— START —

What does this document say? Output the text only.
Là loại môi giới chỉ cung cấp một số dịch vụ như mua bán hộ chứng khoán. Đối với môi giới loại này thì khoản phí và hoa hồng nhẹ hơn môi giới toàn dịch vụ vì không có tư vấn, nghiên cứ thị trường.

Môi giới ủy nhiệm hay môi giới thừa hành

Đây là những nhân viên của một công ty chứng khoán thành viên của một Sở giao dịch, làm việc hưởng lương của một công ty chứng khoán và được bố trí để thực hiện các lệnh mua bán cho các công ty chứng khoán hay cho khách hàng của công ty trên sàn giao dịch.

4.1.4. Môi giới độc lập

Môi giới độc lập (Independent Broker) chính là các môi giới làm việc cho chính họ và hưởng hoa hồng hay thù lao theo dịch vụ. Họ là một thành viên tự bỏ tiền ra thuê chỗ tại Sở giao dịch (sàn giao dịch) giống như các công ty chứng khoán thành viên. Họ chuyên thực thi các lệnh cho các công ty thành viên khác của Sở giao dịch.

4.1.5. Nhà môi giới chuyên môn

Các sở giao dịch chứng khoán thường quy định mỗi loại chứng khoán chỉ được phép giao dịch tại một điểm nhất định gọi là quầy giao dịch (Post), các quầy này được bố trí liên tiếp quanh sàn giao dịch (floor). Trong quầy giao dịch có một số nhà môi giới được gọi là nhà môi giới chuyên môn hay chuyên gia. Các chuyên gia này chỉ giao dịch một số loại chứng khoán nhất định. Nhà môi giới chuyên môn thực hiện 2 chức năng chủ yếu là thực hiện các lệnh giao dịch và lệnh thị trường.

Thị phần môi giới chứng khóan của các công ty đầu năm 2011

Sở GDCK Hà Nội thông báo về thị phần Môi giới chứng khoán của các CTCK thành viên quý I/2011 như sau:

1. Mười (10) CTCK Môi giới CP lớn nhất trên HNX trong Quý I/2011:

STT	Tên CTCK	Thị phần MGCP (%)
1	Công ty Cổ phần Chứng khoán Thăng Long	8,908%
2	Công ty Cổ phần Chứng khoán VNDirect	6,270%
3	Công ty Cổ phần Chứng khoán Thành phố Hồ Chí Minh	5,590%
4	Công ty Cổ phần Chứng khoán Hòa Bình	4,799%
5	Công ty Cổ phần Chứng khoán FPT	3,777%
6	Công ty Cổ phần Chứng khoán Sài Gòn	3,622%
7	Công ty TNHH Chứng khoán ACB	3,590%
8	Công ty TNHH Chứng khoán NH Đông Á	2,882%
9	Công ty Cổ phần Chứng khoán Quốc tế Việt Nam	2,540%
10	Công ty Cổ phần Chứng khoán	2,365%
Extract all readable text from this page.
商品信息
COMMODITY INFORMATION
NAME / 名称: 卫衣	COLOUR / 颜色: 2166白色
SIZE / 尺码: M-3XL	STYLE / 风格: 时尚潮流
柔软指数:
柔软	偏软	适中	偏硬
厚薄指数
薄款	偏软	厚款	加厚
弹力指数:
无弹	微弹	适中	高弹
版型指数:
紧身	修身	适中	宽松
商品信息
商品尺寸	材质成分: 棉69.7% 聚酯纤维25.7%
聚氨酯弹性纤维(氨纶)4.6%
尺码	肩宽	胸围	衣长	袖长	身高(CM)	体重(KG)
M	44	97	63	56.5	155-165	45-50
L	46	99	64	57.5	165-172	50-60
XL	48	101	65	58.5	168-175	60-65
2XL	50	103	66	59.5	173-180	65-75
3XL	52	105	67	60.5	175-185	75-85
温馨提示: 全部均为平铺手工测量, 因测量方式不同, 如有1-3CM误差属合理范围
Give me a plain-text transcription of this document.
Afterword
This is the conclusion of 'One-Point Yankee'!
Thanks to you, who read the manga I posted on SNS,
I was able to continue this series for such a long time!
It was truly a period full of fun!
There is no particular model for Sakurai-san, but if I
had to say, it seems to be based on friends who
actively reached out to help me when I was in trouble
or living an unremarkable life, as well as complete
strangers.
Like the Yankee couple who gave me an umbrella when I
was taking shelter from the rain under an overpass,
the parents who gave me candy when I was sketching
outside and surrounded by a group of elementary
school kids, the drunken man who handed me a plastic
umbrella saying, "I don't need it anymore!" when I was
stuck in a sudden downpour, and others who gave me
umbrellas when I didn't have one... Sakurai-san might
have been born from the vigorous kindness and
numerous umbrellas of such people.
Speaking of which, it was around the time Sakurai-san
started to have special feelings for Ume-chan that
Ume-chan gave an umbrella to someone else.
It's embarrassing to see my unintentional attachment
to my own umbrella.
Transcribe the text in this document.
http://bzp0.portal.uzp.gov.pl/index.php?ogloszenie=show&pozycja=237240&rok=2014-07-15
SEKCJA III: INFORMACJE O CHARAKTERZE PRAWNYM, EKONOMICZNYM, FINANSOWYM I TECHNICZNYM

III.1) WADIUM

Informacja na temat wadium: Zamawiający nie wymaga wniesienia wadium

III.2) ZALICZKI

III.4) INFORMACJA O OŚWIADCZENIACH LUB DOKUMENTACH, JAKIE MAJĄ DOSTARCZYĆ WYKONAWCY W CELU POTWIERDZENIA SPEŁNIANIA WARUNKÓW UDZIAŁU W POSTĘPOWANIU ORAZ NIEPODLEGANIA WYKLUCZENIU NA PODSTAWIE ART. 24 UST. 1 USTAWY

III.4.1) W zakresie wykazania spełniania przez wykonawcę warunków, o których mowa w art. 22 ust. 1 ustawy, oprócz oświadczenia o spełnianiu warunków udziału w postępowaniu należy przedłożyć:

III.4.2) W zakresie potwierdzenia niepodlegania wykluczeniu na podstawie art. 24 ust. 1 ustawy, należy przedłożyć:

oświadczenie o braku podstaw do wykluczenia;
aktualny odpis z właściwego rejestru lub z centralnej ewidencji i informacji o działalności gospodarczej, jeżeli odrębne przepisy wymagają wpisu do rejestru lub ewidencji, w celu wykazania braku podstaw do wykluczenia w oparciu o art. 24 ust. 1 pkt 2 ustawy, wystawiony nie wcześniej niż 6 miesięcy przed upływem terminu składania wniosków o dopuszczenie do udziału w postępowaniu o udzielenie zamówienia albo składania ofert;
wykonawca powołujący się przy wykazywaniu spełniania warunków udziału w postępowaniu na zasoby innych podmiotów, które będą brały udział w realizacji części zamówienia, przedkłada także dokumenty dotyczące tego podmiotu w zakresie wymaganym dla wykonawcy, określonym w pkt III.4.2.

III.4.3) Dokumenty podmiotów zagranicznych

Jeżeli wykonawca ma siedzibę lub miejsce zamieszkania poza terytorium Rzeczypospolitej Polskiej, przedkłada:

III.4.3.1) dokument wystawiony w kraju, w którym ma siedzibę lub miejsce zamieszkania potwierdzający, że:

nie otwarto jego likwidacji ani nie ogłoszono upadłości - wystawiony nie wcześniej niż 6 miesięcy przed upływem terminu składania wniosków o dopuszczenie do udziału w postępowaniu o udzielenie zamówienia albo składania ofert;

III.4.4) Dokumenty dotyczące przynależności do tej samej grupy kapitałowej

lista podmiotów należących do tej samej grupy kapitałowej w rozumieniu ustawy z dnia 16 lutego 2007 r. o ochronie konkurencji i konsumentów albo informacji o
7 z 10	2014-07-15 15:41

— END —

TASK OBJECTIVE:
Only lines holding the string "gave" are wanted; gather each one from the entries above.

CORRECT ANSWER:
Like the Yankee couple who gave me an umbrella when I
the parents who gave me candy when I was sketching
stuck in a sudden downpour, and others who gave me
Ume-chan gave an umbrella to someone else.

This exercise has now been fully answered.